Records from a collection of figures:

--------------------------------

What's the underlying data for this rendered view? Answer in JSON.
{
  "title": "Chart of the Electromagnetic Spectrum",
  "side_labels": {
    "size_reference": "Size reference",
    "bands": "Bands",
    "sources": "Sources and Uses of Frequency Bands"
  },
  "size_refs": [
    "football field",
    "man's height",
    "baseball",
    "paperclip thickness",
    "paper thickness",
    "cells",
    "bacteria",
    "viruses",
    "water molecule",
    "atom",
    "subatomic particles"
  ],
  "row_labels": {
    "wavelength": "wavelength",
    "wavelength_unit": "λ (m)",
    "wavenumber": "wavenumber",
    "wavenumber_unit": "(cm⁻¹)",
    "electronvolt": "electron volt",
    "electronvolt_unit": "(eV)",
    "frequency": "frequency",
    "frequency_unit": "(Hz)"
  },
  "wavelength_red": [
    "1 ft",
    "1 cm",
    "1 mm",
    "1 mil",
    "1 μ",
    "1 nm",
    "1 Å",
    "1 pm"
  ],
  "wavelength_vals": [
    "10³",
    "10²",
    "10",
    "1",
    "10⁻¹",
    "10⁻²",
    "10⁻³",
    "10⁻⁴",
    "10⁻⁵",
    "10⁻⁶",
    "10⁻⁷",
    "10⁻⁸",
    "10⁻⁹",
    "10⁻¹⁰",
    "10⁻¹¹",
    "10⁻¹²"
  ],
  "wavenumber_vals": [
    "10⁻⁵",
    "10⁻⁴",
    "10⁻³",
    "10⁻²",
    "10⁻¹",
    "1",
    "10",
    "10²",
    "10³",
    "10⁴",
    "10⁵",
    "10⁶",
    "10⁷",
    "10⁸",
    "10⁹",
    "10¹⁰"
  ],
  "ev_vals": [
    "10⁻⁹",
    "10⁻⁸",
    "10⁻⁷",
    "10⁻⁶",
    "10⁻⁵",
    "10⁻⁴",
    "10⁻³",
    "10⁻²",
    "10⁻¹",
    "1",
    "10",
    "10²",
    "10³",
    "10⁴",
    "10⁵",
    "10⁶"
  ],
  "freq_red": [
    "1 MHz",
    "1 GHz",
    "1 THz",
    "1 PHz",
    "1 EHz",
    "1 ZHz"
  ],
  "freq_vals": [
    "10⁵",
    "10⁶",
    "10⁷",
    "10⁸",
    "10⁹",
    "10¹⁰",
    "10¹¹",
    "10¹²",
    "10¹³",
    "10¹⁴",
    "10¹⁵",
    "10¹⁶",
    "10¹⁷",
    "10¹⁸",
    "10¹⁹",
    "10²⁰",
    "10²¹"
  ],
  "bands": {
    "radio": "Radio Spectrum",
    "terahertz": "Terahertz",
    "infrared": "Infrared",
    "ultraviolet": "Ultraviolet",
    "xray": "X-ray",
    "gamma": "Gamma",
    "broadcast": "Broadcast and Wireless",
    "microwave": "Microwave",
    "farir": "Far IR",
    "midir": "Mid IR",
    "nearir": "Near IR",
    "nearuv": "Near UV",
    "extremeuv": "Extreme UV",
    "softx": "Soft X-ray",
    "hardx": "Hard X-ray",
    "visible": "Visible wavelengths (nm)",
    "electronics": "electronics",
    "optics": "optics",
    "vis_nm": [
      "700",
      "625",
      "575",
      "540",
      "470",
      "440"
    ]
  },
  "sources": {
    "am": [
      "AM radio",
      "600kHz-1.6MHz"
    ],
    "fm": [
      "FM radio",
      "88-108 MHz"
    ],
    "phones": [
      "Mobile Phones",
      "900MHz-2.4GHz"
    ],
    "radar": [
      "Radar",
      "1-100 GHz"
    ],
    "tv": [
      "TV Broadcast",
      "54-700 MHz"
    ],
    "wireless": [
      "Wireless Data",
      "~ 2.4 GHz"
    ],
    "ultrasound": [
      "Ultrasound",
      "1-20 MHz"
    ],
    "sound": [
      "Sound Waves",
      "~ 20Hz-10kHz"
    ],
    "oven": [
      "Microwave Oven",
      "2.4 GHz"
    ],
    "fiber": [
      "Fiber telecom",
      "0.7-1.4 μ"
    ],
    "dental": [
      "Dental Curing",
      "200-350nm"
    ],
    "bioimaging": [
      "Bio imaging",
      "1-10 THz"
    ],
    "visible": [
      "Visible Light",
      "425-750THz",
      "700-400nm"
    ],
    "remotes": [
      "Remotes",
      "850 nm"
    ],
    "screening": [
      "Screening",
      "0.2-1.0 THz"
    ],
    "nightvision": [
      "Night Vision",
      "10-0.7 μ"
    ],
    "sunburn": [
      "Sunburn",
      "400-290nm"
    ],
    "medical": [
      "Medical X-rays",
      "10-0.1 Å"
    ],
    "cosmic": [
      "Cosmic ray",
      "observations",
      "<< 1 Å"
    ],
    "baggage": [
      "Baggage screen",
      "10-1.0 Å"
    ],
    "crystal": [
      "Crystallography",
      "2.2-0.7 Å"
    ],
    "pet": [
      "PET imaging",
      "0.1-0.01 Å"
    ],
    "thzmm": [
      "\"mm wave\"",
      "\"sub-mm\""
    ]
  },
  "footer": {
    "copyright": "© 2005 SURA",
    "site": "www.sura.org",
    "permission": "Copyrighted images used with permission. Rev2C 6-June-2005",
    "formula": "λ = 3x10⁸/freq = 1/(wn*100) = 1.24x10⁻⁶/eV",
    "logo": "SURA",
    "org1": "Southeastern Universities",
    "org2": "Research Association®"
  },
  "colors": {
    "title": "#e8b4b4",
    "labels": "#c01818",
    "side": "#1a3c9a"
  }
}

--------------------------------

== Required work ==
Repeat each entry above exactly as it appears.

== Solution to this task ==
What's the underlying data for this rendered view? Answer in JSON.
{
  "title": "Chart of the Electromagnetic Spectrum",
  "side_labels": {
    "size_reference": "Size reference",
    "bands": "Bands",
    "sources": "Sources and Uses of Frequency Bands"
  },
  "size_refs": [
    "football field",
    "man's height",
    "baseball",
    "paperclip thickness",
    "paper thickness",
    "cells",
    "bacteria",
    "viruses",
    "water molecule",
    "atom",
    "subatomic particles"
  ],
  "row_labels": {
    "wavelength": "wavelength",
    "wavelength_unit": "λ (m)",
    "wavenumber": "wavenumber",
    "wavenumber_unit": "(cm⁻¹)",
    "electronvolt": "electron volt",
    "electronvolt_unit": "(eV)",
    "frequency": "frequency",
    "frequency_unit": "(Hz)"
  },
  "wavelength_red": [
    "1 ft",
    "1 cm",
    "1 mm",
    "1 mil",
    "1 μ",
    "1 nm",
    "1 Å",
    "1 pm"
  ],
  "wavelength_vals": [
    "10³",
    "10²",
    "10",
    "1",
    "10⁻¹",
    "10⁻²",
    "10⁻³",
    "10⁻⁴",
    "10⁻⁵",
    "10⁻⁶",
    "10⁻⁷",
    "10⁻⁸",
    "10⁻⁹",
    "10⁻¹⁰",
    "10⁻¹¹",
    "10⁻¹²"
  ],
  "wavenumber_vals": [
    "10⁻⁵",
    "10⁻⁴",
    "10⁻³",
    "10⁻²",
    "10⁻¹",
    "1",
    "10",
    "10²",
    "10³",
    "10⁴",
    "10⁵",
    "10⁶",
    "10⁷",
    "10⁸",
    "10⁹",
    "10¹⁰"
  ],
  "ev_vals": [
    "10⁻⁹",
    "10⁻⁸",
    "10⁻⁷",
    "10⁻⁶",
    "10⁻⁵",
    "10⁻⁴",
    "10⁻³",
    "10⁻²",
    "10⁻¹",
    "1",
    "10",
    "10²",
    "10³",
    "10⁴",
    "10⁵",
    "10⁶"
  ],
  "freq_red": [
    "1 MHz",
    "1 GHz",
    "1 THz",
    "1 PHz",
    "1 EHz",
    "1 ZHz"
  ],
  "freq_vals": [
    "10⁵",
    "10⁶",
    "10⁷",
    "10⁸",
    "10⁹",
    "10¹⁰",
    "10¹¹",
    "10¹²",
    "10¹³",
    "10¹⁴",
    "10¹⁵",
    "10¹⁶",
    "10¹⁷",
    "10¹⁸",
    "10¹⁹",
    "10²⁰",
    "10²¹"
  ],
  "bands": {
    "radio": "Radio Spectrum",
    "terahertz": "Terahertz",
    "infrared": "Infrared",
    "ultraviolet": "Ultraviolet",
    "xray": "X-ray",
    "gamma": "Gamma",
    "broadcast": "Broadcast and Wireless",
    "microwave": "Microwave",
    "farir": "Far IR",
    "midir": "Mid IR",
    "nearir": "Near IR",
    "nearuv": "Near UV",
    "extremeuv": "Extreme UV",
    "softx": "Soft X-ray",
    "hardx": "Hard X-ray",
    "visible": "Visible wavelengths (nm)",
    "electronics": "electronics",
    "optics": "optics",
    "vis_nm": [
      "700",
      "625",
      "575",
      "540",
      "470",
      "440"
    ]
  },
  "sources": {
    "am": [
      "AM radio",
      "600kHz-1.6MHz"
    ],
    "fm": [
      "FM radio",
      "88-108 MHz"
    ],
    "phones": [
      "Mobile Phones",
      "900MHz-2.4GHz"
    ],
    "radar": [
      "Radar",
      "1-100 GHz"
    ],
    "tv": [
      "TV Broadcast",
      "54-700 MHz"
    ],
    "wireless": [
      "Wireless Data",
      "~ 2.4 GHz"
    ],
    "ultrasound": [
      "Ultrasound",
      "1-20 MHz"
    ],
    "sound": [
      "Sound Waves",
      "~ 20Hz-10kHz"
    ],
    "oven": [
      "Microwave Oven",
      "2.4 GHz"
    ],
    "fiber": [
      "Fiber telecom",
      "0.7-1.4 μ"
    ],
    "dental": [
      "Dental Curing",
      "200-350nm"
    ],
    "bioimaging": [
      "Bio imaging",
      "1-10 THz"
    ],
    "visible": [
      "Visible Light",
      "425-750THz",
      "700-400nm"
    ],
    "remotes": [
      "Remotes",
      "850 nm"
    ],
    "screening": [
      "Screening",
      "0.2-1.0 THz"
    ],
    "nightvision": [
      "Night Vision",
      "10-0.7 μ"
    ],
    "sunburn": [
      "Sunburn",
      "400-290nm"
    ],
    "medical": [
      "Medical X-rays",
      "10-0.1 Å"
    ],
    "cosmic": [
      "Cosmic ray",
      "observations",
      "<< 1 Å"
    ],
    "baggage": [
      "Baggage screen",
      "10-1.0 Å"
    ],
    "crystal": [
      "Crystallography",
      "2.2-0.7 Å"
    ],
    "pet": [
      "PET imaging",
      "0.1-0.01 Å"
    ],
    "thzmm": [
      "\"mm wave\"",
      "\"sub-mm\""
    ]
  },
  "footer": {
    "copyright": "© 2005 SURA",
    "site": "www.sura.org",
    "permission": "Copyrighted images used with permission. Rev2C 6-June-2005",
    "formula": "λ = 3x10⁸/freq = 1/(wn*100) = 1.24x10⁻⁶/eV",
    "logo": "SURA",
    "org1": "Southeastern Universities",
    "org2": "Research Association®"
  },
  "colors": {
    "title": "#e8b4b4",
    "labels": "#c01818",
    "side": "#1a3c9a"
  }
}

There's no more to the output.